*Input material*
........

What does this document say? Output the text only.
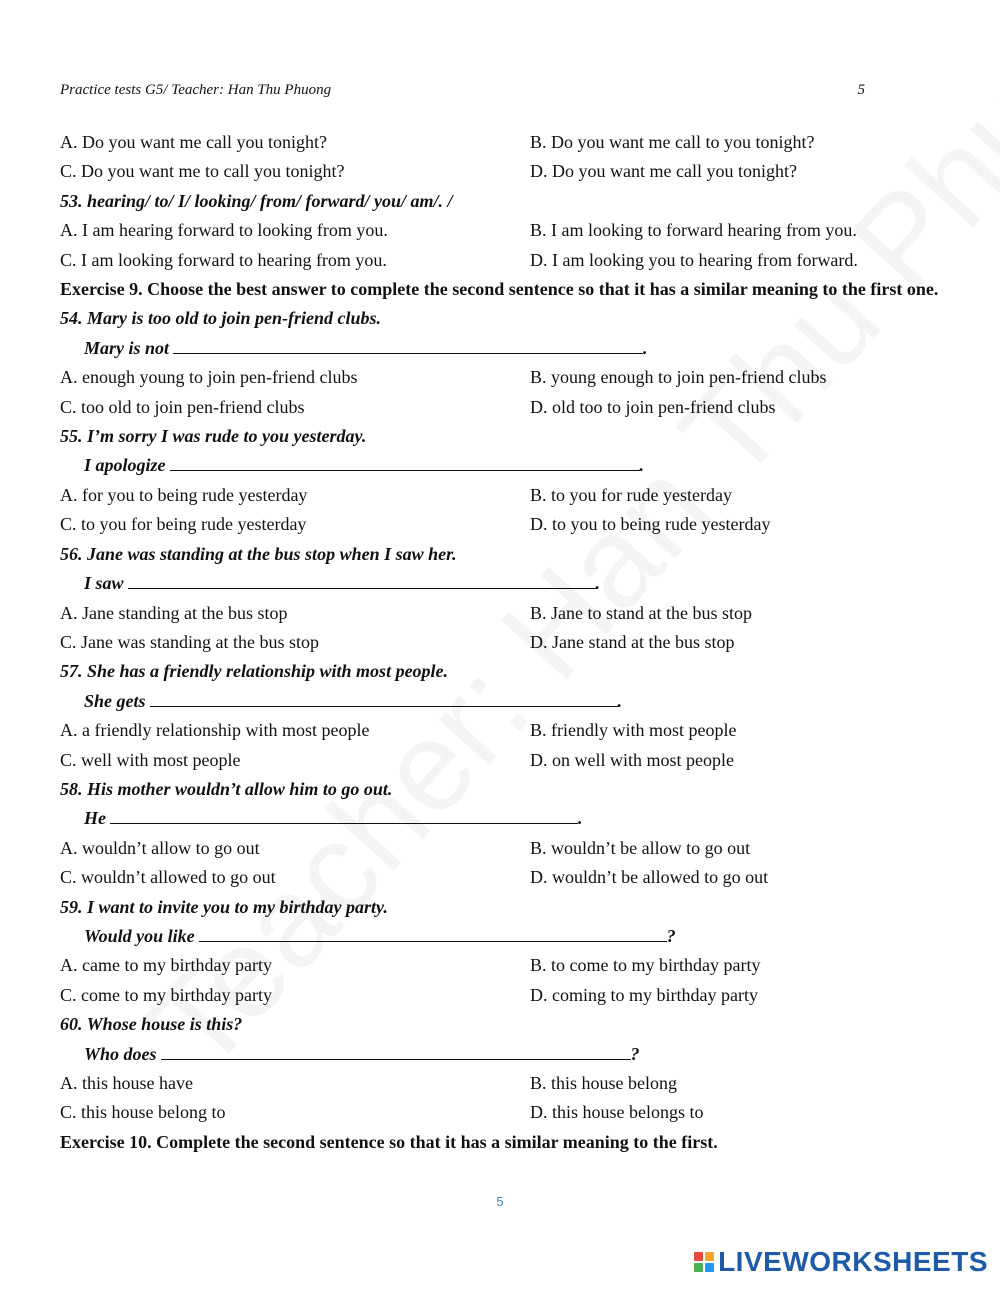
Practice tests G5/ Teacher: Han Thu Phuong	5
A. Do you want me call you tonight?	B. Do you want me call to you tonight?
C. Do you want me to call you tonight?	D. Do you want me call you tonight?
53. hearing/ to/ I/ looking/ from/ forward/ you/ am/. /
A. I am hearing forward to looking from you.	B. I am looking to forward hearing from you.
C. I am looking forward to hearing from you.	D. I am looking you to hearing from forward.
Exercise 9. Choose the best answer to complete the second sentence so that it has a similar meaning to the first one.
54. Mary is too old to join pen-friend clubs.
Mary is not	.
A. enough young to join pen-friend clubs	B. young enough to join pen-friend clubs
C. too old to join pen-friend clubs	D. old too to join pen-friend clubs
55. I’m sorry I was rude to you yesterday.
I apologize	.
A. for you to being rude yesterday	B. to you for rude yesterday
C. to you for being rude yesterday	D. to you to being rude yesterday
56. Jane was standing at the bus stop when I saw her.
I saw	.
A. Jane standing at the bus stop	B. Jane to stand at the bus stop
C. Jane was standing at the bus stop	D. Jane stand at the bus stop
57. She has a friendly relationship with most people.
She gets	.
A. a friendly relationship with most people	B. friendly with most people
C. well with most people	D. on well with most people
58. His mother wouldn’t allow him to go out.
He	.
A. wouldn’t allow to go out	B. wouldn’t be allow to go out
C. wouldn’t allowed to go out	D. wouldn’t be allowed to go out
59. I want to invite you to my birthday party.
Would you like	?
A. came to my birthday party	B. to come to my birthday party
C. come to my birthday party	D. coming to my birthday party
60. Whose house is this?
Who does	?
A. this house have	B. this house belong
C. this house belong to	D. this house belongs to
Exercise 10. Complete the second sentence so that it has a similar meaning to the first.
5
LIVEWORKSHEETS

........

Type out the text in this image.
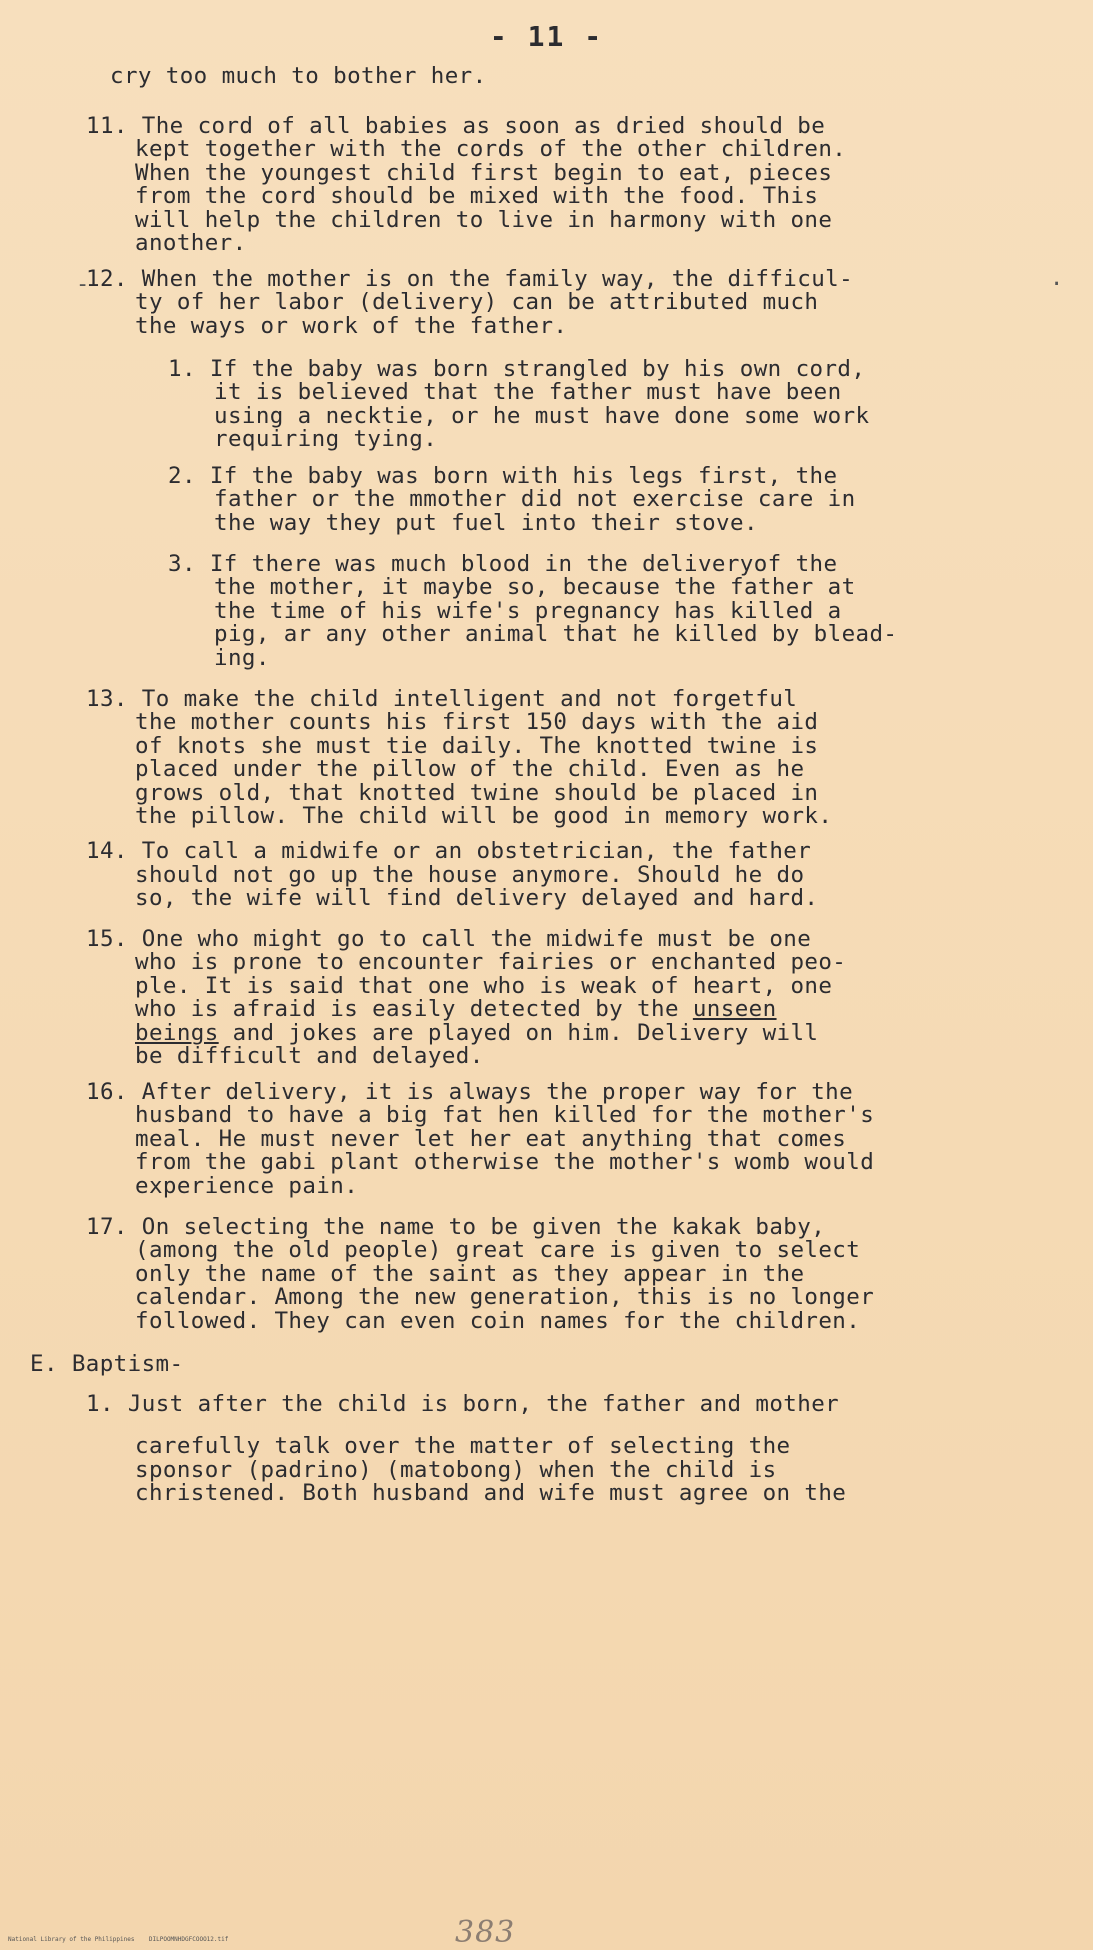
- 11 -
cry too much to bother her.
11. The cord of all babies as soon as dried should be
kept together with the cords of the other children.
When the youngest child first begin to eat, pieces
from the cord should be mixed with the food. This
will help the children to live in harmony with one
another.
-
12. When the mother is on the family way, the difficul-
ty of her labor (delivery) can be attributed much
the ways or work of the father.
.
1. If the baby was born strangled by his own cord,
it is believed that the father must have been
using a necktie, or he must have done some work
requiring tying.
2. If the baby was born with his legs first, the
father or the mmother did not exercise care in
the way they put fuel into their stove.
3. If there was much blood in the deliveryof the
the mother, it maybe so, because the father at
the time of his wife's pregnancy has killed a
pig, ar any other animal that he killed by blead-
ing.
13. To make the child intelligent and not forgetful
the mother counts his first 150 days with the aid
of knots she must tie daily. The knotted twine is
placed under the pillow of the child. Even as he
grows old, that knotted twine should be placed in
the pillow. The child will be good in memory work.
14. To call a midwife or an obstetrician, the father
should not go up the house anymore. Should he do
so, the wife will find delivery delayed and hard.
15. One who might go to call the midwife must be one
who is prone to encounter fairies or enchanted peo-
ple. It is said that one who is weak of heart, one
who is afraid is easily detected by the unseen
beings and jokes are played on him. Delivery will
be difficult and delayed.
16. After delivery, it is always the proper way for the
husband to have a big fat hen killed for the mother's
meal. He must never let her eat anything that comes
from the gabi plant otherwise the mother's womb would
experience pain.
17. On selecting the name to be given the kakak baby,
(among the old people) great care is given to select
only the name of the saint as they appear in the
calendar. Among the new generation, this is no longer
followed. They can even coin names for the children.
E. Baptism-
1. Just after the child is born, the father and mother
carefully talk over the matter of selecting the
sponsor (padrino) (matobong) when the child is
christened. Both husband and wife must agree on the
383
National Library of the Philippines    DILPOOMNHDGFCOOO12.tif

........

*Stated task*
Check each line of the records for the word "placed", and show the lines that contain it.

*The completed task*
placed under the pillow of the child. Even as he
grows old, that knotted twine should be placed in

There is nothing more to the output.